◆ GIVEN EXERCISE:
Repeat the material below word for word and leave out all pictures.

◆ SUPPLIED RECORDS:
++++++++

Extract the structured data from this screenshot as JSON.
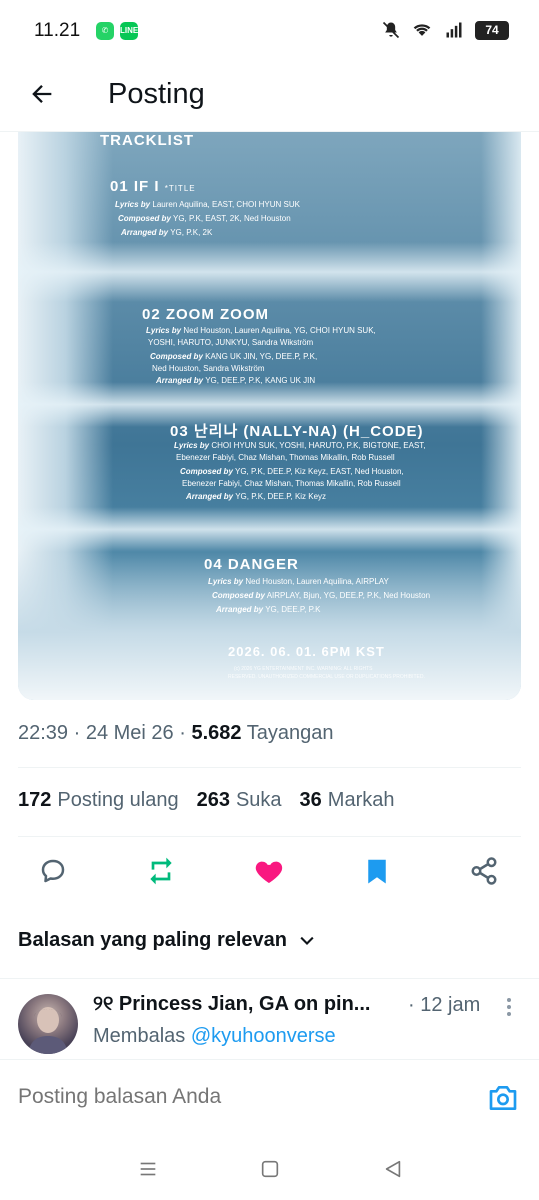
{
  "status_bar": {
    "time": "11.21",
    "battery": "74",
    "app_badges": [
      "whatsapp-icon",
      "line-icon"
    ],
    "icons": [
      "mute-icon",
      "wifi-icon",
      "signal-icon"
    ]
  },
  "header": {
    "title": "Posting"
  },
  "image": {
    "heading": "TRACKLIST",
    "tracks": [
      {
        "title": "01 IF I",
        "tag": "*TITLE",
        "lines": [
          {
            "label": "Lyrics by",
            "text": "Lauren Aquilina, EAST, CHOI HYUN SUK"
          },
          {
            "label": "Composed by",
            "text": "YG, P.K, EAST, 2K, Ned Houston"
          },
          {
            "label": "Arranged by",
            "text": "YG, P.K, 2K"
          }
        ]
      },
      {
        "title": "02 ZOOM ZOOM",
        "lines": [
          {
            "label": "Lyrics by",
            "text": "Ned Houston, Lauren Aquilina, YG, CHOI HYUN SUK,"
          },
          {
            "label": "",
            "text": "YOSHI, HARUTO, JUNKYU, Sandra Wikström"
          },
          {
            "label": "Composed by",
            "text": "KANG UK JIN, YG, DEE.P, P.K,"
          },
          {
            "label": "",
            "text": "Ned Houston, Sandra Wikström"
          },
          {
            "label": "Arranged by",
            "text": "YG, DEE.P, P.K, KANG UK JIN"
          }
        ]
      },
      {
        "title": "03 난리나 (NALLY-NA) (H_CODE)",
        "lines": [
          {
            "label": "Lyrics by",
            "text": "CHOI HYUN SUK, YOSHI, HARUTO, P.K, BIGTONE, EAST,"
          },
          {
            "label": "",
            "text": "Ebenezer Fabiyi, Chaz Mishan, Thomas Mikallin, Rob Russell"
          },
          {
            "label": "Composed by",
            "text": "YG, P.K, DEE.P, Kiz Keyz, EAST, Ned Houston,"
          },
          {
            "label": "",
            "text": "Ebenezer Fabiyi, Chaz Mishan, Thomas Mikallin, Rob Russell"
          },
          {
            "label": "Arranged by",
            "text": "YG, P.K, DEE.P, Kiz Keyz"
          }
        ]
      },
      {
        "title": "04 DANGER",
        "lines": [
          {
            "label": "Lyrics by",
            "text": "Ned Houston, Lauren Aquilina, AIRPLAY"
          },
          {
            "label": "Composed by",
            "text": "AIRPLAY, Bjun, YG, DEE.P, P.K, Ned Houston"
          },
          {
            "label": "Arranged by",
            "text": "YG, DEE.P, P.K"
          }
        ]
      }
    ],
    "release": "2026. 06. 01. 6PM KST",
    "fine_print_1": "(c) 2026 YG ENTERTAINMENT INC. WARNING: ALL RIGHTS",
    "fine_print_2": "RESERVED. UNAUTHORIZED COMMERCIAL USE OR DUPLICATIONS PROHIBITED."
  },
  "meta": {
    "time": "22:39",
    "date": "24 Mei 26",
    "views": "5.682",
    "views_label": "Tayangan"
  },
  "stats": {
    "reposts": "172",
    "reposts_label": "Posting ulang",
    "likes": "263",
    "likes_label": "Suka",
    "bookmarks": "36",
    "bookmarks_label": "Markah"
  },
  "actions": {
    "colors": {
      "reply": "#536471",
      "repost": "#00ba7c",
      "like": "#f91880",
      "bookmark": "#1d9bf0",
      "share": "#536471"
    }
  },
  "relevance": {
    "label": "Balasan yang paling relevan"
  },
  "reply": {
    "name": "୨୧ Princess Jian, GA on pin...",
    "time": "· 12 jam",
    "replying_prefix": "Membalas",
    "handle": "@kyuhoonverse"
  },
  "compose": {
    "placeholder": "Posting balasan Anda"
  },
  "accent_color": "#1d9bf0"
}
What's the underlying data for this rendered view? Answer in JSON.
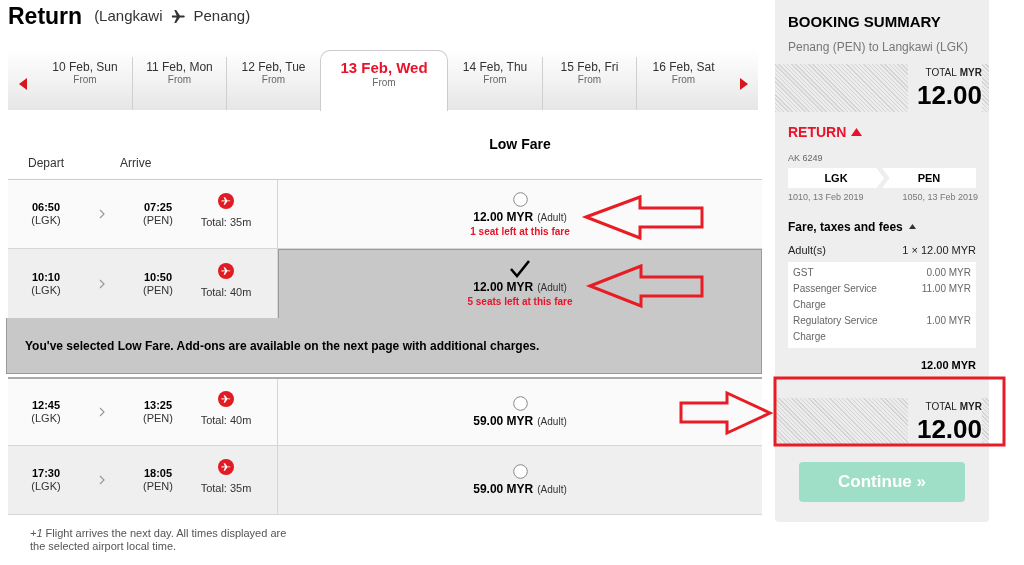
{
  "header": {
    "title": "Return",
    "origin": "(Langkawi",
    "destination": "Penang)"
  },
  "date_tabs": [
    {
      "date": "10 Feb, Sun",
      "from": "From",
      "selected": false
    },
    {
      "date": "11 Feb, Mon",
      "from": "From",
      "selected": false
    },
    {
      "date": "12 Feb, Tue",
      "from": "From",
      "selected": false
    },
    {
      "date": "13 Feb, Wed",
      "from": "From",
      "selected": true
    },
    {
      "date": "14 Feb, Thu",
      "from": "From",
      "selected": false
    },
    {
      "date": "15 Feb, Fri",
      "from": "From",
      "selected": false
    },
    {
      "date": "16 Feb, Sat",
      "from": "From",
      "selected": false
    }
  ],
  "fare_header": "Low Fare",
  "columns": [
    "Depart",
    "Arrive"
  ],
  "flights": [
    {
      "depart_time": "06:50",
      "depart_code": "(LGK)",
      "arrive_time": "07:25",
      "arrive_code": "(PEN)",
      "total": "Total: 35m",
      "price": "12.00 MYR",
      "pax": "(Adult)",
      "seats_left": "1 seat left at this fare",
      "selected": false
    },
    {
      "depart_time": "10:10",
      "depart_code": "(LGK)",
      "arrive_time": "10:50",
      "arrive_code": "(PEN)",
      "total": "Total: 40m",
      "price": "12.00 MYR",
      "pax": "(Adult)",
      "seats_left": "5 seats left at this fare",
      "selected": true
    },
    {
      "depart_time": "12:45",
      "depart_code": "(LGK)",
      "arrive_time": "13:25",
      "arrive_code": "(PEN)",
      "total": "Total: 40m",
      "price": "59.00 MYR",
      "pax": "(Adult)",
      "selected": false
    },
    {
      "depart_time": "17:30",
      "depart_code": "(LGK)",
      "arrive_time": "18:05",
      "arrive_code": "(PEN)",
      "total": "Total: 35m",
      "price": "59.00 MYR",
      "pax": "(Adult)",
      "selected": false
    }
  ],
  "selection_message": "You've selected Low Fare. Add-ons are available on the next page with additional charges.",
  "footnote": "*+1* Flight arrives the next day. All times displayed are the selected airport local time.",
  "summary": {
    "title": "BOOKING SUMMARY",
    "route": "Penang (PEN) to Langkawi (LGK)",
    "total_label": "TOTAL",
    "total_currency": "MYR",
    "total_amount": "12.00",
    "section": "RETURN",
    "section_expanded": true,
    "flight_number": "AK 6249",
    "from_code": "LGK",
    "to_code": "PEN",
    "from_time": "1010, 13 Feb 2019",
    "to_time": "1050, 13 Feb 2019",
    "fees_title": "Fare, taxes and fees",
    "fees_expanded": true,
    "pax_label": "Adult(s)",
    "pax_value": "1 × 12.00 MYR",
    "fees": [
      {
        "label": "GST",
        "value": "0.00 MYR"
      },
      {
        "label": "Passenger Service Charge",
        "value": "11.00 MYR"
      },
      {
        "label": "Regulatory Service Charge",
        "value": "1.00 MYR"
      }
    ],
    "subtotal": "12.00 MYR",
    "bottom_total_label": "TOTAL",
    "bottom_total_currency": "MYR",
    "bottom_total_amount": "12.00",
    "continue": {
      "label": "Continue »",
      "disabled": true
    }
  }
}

++++++++

◆ ANSWER BELOW:
Extract the structured data from this screenshot as JSON.
{
  "status_bar": {
    "time": "11.21",
    "battery": "74",
    "app_badges": [
      "whatsapp-icon",
      "line-icon"
    ],
    "icons": [
      "mute-icon",
      "wifi-icon",
      "signal-icon"
    ]
  },
  "header": {
    "title": "Posting"
  },
  "image": {
    "heading": "TRACKLIST",
    "tracks": [
      {
        "title": "01 IF I",
        "tag": "*TITLE",
        "lines": [
          {
            "label": "Lyrics by",
            "text": "Lauren Aquilina, EAST, CHOI HYUN SUK"
          },
          {
            "label": "Composed by",
            "text": "YG, P.K, EAST, 2K, Ned Houston"
          },
          {
            "label": "Arranged by",
            "text": "YG, P.K, 2K"
          }
        ]
      },
      {
        "title": "02 ZOOM ZOOM",
        "lines": [
          {
            "label": "Lyrics by",
            "text": "Ned Houston, Lauren Aquilina, YG, CHOI HYUN SUK,"
          },
          {
            "label": "",
            "text": "YOSHI, HARUTO, JUNKYU, Sandra Wikström"
          },
          {
            "label": "Composed by",
            "text": "KANG UK JIN, YG, DEE.P, P.K,"
          },
          {
            "label": "",
            "text": "Ned Houston, Sandra Wikström"
          },
          {
            "label": "Arranged by",
            "text": "YG, DEE.P, P.K, KANG UK JIN"
          }
        ]
      },
      {
        "title": "03 난리나 (NALLY-NA) (H_CODE)",
        "lines": [
          {
            "label": "Lyrics by",
            "text": "CHOI HYUN SUK, YOSHI, HARUTO, P.K, BIGTONE, EAST,"
          },
          {
            "label": "",
            "text": "Ebenezer Fabiyi, Chaz Mishan, Thomas Mikallin, Rob Russell"
          },
          {
            "label": "Composed by",
            "text": "YG, P.K, DEE.P, Kiz Keyz, EAST, Ned Houston,"
          },
          {
            "label": "",
            "text": "Ebenezer Fabiyi, Chaz Mishan, Thomas Mikallin, Rob Russell"
          },
          {
            "label": "Arranged by",
            "text": "YG, P.K, DEE.P, Kiz Keyz"
          }
        ]
      },
      {
        "title": "04 DANGER",
        "lines": [
          {
            "label": "Lyrics by",
            "text": "Ned Houston, Lauren Aquilina, AIRPLAY"
          },
          {
            "label": "Composed by",
            "text": "AIRPLAY, Bjun, YG, DEE.P, P.K, Ned Houston"
          },
          {
            "label": "Arranged by",
            "text": "YG, DEE.P, P.K"
          }
        ]
      }
    ],
    "release": "2026. 06. 01. 6PM KST",
    "fine_print_1": "(c) 2026 YG ENTERTAINMENT INC. WARNING: ALL RIGHTS",
    "fine_print_2": "RESERVED. UNAUTHORIZED COMMERCIAL USE OR DUPLICATIONS PROHIBITED."
  },
  "meta": {
    "time": "22:39",
    "date": "24 Mei 26",
    "views": "5.682",
    "views_label": "Tayangan"
  },
  "stats": {
    "reposts": "172",
    "reposts_label": "Posting ulang",
    "likes": "263",
    "likes_label": "Suka",
    "bookmarks": "36",
    "bookmarks_label": "Markah"
  },
  "actions": {
    "colors": {
      "reply": "#536471",
      "repost": "#00ba7c",
      "like": "#f91880",
      "bookmark": "#1d9bf0",
      "share": "#536471"
    }
  },
  "relevance": {
    "label": "Balasan yang paling relevan"
  },
  "reply": {
    "name": "୨୧ Princess Jian, GA on pin...",
    "time": "· 12 jam",
    "replying_prefix": "Membalas",
    "handle": "@kyuhoonverse"
  },
  "compose": {
    "placeholder": "Posting balasan Anda"
  },
  "accent_color": "#1d9bf0"
}
What's the underlying data for this rendered view? Answer in JSON.
{
  "header": {
    "title": "Return",
    "origin": "(Langkawi",
    "destination": "Penang)"
  },
  "date_tabs": [
    {
      "date": "10 Feb, Sun",
      "from": "From",
      "selected": false
    },
    {
      "date": "11 Feb, Mon",
      "from": "From",
      "selected": false
    },
    {
      "date": "12 Feb, Tue",
      "from": "From",
      "selected": false
    },
    {
      "date": "13 Feb, Wed",
      "from": "From",
      "selected": true
    },
    {
      "date": "14 Feb, Thu",
      "from": "From",
      "selected": false
    },
    {
      "date": "15 Feb, Fri",
      "from": "From",
      "selected": false
    },
    {
      "date": "16 Feb, Sat",
      "from": "From",
      "selected": false
    }
  ],
  "fare_header": "Low Fare",
  "columns": [
    "Depart",
    "Arrive"
  ],
  "flights": [
    {
      "depart_time": "06:50",
      "depart_code": "(LGK)",
      "arrive_time": "07:25",
      "arrive_code": "(PEN)",
      "total": "Total: 35m",
      "price": "12.00 MYR",
      "pax": "(Adult)",
      "seats_left": "1 seat left at this fare",
      "selected": false
    },
    {
      "depart_time": "10:10",
      "depart_code": "(LGK)",
      "arrive_time": "10:50",
      "arrive_code": "(PEN)",
      "total": "Total: 40m",
      "price": "12.00 MYR",
      "pax": "(Adult)",
      "seats_left": "5 seats left at this fare",
      "selected": true
    },
    {
      "depart_time": "12:45",
      "depart_code": "(LGK)",
      "arrive_time": "13:25",
      "arrive_code": "(PEN)",
      "total": "Total: 40m",
      "price": "59.00 MYR",
      "pax": "(Adult)",
      "selected": false
    },
    {
      "depart_time": "17:30",
      "depart_code": "(LGK)",
      "arrive_time": "18:05",
      "arrive_code": "(PEN)",
      "total": "Total: 35m",
      "price": "59.00 MYR",
      "pax": "(Adult)",
      "selected": false
    }
  ],
  "selection_message": "You've selected Low Fare. Add-ons are available on the next page with additional charges.",
  "footnote": "*+1* Flight arrives the next day. All times displayed are the selected airport local time.",
  "summary": {
    "title": "BOOKING SUMMARY",
    "route": "Penang (PEN) to Langkawi (LGK)",
    "total_label": "TOTAL",
    "total_currency": "MYR",
    "total_amount": "12.00",
    "section": "RETURN",
    "section_expanded": true,
    "flight_number": "AK 6249",
    "from_code": "LGK",
    "to_code": "PEN",
    "from_time": "1010, 13 Feb 2019",
    "to_time": "1050, 13 Feb 2019",
    "fees_title": "Fare, taxes and fees",
    "fees_expanded": true,
    "pax_label": "Adult(s)",
    "pax_value": "1 × 12.00 MYR",
    "fees": [
      {
        "label": "GST",
        "value": "0.00 MYR"
      },
      {
        "label": "Passenger Service Charge",
        "value": "11.00 MYR"
      },
      {
        "label": "Regulatory Service Charge",
        "value": "1.00 MYR"
      }
    ],
    "subtotal": "12.00 MYR",
    "bottom_total_label": "TOTAL",
    "bottom_total_currency": "MYR",
    "bottom_total_amount": "12.00",
    "continue": {
      "label": "Continue »",
      "disabled": true
    }
  }
}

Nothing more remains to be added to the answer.